» **REQUIREMENT**:
From the listing below, pick out each line with the word "apology".

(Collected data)
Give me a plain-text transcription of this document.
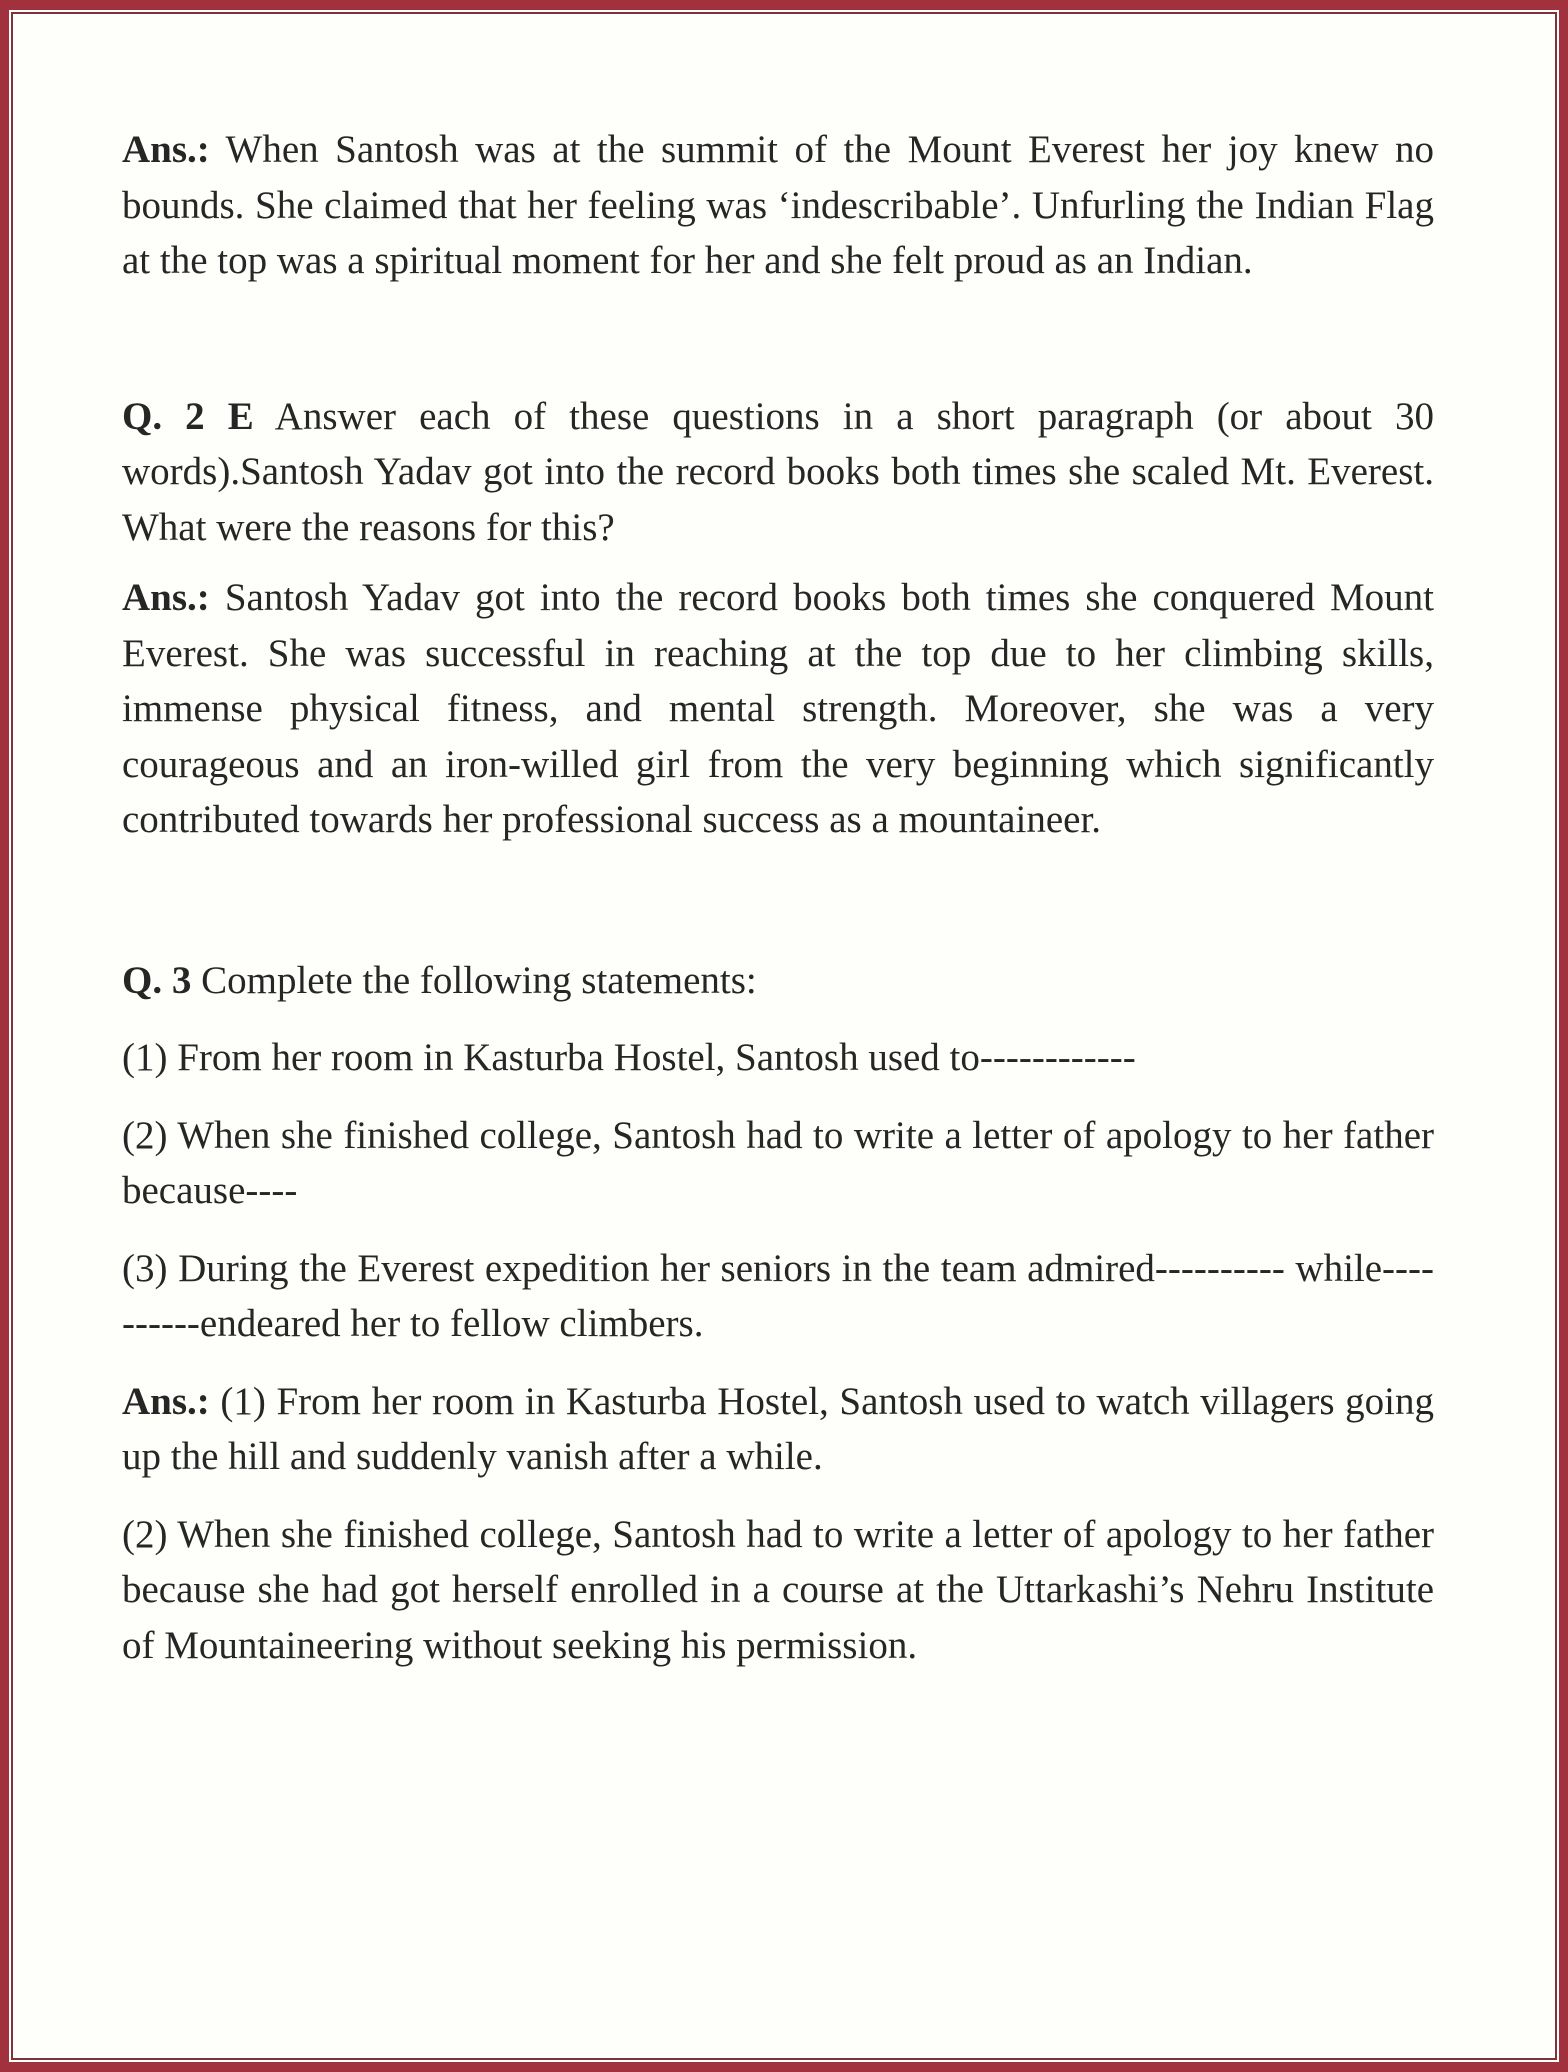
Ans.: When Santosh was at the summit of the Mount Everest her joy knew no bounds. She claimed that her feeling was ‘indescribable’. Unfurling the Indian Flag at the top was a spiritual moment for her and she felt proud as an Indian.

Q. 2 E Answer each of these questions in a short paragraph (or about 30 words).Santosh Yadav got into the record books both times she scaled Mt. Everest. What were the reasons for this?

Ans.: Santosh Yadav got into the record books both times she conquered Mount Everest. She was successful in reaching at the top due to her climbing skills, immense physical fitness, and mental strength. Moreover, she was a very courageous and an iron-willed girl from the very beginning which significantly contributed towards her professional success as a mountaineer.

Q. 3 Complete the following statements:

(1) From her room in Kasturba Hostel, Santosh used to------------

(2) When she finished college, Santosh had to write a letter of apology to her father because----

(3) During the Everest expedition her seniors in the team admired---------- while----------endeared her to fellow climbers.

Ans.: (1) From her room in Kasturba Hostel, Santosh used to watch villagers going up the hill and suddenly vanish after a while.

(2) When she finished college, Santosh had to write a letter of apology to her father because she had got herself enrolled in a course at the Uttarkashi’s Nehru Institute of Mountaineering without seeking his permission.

» **TASK RESPONSE**:
(2) When she finished college, Santosh had to write a letter of apology to her father because----
(2) When she finished college, Santosh had to write a letter of apology to her father because she had got herself enrolled in a course at the Uttarkashi’s Nehru Institute of Mountaineering without seeking his permission.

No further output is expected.